Wherever a line holds the string "Offices", copy that line.

** begin EXCERPTED DATA **

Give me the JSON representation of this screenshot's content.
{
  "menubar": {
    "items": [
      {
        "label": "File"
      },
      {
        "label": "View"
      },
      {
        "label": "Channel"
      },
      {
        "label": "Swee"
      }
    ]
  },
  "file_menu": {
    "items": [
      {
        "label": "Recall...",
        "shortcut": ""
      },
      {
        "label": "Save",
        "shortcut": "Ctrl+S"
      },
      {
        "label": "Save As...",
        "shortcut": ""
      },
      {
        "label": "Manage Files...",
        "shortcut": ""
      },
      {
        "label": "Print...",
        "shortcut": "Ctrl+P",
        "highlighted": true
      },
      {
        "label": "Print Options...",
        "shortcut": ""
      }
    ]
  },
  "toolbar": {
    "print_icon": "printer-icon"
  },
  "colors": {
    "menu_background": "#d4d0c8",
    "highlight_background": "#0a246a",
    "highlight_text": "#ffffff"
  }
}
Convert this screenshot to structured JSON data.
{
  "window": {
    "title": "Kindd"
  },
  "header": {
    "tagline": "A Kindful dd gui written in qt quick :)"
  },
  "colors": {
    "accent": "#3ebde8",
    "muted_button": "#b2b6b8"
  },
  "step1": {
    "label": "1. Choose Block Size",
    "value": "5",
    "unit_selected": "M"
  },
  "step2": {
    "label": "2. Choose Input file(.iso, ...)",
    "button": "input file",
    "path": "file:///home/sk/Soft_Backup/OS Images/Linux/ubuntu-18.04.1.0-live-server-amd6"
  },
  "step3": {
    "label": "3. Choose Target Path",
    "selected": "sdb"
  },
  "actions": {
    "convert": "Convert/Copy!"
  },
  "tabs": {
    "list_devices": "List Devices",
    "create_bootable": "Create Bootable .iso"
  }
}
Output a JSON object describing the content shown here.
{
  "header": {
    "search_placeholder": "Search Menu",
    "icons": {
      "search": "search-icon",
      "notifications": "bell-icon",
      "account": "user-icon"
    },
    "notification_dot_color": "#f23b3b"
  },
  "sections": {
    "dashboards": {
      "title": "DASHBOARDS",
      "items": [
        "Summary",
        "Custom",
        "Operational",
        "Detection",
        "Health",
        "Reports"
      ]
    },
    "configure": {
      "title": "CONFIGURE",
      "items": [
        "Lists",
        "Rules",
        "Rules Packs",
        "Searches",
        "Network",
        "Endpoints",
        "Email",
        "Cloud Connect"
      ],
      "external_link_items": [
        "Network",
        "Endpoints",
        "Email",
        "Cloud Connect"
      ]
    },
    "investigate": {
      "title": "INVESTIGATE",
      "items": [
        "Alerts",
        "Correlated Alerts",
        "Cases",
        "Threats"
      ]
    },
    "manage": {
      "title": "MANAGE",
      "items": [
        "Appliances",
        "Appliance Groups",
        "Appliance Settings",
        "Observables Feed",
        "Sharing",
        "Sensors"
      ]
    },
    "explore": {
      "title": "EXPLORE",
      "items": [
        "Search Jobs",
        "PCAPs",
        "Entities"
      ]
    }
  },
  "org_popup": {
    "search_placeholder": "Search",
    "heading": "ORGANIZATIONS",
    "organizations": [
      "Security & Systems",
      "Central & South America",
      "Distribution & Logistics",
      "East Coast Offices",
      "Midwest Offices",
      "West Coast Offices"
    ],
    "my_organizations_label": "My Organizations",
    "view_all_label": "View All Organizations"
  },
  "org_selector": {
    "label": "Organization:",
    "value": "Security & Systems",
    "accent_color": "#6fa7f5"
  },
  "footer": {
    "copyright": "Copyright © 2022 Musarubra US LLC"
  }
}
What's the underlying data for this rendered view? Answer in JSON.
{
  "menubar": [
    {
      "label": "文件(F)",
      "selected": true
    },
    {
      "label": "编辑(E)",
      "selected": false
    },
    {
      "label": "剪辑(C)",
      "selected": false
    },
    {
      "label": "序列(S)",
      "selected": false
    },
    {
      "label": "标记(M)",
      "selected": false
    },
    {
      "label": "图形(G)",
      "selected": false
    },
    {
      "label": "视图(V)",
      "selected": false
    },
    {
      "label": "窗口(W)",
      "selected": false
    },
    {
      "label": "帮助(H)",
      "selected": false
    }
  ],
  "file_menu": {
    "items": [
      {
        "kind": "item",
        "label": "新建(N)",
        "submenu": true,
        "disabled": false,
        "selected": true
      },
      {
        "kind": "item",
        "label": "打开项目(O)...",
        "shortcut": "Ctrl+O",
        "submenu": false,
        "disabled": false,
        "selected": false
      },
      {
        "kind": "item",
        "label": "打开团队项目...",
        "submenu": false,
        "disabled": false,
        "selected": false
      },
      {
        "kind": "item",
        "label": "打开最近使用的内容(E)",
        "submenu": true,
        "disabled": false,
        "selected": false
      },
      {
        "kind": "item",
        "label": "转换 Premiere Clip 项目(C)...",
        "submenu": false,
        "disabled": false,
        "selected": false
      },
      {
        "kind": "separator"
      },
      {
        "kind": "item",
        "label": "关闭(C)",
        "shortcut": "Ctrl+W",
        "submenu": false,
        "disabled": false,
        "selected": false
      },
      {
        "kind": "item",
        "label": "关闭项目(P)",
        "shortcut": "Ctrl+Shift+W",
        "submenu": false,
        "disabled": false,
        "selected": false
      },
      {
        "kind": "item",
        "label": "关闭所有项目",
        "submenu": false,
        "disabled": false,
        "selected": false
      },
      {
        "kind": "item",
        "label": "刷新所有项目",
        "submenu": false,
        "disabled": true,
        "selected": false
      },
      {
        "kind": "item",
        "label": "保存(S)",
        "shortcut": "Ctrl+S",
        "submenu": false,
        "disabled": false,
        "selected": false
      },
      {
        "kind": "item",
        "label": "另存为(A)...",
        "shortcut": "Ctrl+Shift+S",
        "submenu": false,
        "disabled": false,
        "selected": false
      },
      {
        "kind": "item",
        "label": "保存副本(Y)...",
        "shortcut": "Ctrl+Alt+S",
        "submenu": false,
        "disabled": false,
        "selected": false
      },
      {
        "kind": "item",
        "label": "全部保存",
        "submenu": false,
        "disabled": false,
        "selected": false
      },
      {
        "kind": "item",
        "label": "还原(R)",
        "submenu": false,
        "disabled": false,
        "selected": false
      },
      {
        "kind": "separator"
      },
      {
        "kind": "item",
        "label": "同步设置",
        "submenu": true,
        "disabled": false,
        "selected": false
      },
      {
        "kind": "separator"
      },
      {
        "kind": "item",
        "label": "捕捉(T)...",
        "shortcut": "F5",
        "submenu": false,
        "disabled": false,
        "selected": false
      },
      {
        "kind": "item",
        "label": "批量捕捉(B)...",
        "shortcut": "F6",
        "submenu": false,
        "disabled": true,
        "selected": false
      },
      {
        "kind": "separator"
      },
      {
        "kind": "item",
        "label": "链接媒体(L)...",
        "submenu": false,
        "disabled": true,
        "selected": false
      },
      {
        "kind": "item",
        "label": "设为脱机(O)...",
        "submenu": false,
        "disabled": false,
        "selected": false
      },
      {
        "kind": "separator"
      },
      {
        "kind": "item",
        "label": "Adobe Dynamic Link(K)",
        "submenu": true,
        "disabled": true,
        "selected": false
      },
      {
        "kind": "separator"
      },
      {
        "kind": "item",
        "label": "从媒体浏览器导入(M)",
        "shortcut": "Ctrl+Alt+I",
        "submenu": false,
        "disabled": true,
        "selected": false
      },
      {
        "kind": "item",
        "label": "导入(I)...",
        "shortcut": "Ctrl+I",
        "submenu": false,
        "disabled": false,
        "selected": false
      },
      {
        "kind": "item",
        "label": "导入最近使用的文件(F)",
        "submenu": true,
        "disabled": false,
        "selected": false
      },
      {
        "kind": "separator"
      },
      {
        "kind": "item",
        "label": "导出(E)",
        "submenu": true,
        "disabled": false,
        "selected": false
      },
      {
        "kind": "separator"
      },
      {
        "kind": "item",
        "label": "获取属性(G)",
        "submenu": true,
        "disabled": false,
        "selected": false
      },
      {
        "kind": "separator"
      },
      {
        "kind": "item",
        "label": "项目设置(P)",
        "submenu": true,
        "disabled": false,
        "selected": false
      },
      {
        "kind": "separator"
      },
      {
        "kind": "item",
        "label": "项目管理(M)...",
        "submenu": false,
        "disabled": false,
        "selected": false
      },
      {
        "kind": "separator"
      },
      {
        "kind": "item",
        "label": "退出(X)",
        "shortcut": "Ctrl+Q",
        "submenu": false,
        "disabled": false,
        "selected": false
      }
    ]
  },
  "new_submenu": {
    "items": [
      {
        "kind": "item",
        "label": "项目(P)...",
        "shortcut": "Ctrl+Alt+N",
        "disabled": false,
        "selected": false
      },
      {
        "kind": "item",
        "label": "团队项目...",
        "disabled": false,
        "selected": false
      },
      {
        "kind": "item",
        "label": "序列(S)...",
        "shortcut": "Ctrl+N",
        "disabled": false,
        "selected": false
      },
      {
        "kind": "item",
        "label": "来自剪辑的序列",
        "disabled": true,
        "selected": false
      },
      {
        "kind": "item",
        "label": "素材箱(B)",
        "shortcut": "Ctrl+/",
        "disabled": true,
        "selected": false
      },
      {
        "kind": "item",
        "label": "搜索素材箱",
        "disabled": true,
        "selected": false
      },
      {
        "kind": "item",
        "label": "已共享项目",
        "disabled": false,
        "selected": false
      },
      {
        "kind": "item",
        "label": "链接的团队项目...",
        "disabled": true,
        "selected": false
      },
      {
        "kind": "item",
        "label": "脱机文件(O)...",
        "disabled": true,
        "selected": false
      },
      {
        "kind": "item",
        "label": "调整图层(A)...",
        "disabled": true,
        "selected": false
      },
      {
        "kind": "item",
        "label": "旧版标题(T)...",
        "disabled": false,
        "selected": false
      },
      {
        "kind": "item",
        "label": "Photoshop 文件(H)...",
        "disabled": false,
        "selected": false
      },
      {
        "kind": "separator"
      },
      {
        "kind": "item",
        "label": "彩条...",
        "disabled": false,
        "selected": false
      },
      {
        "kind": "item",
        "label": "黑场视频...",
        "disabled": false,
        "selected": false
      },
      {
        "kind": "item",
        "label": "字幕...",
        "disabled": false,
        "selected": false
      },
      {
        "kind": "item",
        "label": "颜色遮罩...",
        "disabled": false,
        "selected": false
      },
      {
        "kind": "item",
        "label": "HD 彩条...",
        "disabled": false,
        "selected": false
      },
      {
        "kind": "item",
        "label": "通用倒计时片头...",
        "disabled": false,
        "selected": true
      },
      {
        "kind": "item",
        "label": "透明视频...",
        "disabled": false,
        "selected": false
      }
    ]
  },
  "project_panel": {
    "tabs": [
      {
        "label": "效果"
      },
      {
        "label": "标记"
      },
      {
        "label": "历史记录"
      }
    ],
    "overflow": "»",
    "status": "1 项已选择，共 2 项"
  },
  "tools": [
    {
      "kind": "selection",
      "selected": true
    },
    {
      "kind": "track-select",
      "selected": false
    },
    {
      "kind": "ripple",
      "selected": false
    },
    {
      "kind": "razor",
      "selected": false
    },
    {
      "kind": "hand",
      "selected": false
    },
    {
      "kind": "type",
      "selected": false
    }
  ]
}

** end EXCERPTED DATA **

* _FULL SOLUTION_:
      "East Coast Offices",
      "Midwest Offices",
      "West Coast Offices"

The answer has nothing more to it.